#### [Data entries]
---+---

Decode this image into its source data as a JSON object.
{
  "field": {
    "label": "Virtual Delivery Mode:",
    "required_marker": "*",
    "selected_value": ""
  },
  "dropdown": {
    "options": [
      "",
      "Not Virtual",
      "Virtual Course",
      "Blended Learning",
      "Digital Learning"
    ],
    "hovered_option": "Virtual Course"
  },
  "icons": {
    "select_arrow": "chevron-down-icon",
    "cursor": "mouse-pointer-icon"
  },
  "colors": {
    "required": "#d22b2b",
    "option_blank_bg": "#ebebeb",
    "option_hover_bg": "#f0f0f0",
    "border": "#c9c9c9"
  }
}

---+---

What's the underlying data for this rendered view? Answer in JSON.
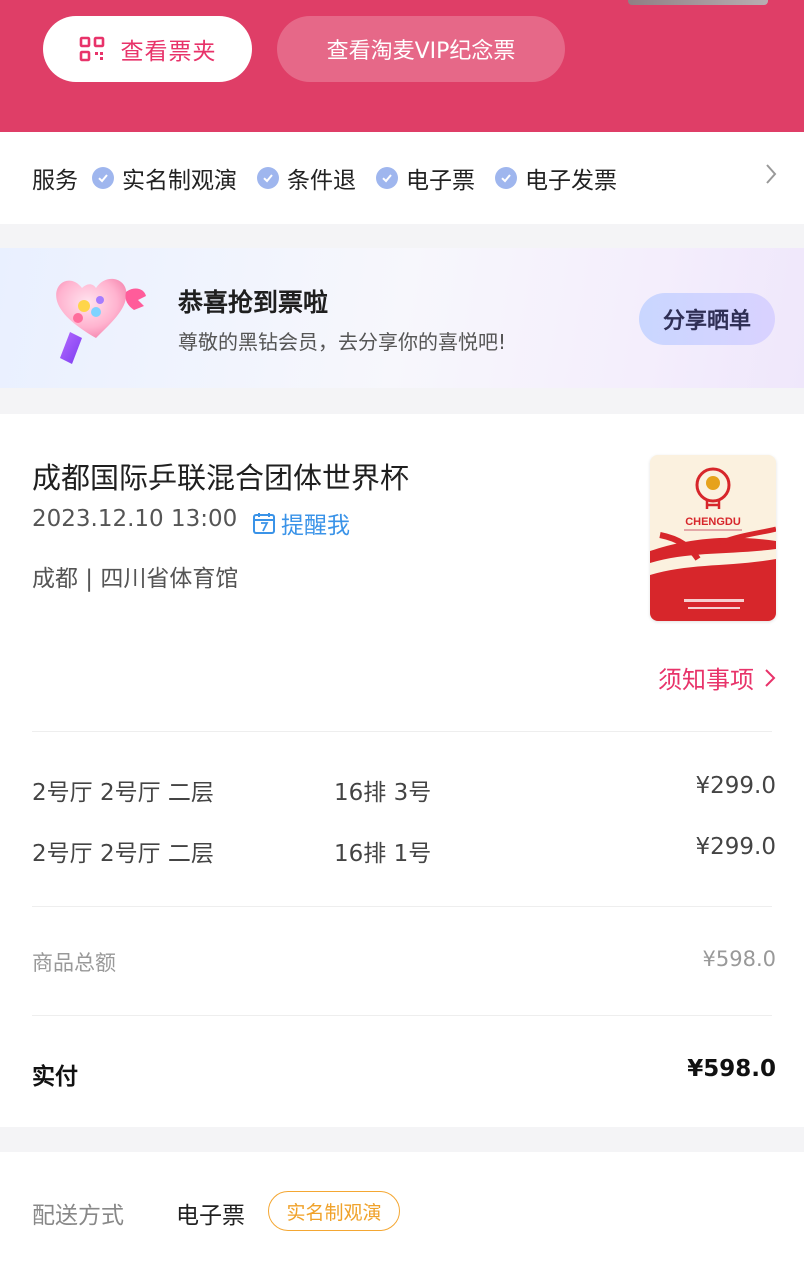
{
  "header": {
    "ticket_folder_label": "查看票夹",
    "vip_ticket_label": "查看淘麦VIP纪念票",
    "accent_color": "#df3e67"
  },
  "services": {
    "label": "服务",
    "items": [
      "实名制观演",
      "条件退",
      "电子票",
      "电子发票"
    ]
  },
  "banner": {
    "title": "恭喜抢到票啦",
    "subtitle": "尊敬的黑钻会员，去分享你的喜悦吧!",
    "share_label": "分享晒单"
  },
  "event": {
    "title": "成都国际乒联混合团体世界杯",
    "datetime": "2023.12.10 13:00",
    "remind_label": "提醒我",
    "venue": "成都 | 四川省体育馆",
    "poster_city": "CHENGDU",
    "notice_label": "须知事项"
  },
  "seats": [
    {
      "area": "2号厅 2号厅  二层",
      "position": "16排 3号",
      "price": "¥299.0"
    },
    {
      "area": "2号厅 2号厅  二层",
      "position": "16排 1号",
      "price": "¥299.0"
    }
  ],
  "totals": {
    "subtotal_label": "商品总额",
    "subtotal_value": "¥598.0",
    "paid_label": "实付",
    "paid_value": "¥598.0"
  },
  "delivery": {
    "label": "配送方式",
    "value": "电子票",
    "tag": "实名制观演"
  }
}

---+---

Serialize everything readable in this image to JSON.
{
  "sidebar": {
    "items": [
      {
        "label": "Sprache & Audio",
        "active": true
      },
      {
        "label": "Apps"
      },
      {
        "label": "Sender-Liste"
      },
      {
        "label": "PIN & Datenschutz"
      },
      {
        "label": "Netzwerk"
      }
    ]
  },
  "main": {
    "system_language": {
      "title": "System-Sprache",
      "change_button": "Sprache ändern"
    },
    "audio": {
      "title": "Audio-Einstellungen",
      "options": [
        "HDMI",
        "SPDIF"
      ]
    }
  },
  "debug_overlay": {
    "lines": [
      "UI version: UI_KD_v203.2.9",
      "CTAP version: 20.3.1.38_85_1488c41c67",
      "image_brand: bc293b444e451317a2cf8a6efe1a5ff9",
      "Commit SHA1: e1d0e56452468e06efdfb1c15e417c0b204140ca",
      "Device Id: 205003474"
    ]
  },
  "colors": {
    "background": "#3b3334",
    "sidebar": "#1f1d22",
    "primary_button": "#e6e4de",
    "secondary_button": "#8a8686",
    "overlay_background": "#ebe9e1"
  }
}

---+---

Each line holding "this" must be found and copied.

Decode this image into its source data as a JSON object.
What's the underlying data for this rendered view? Answer in JSON.
Serialize everything readable in this image to JSON.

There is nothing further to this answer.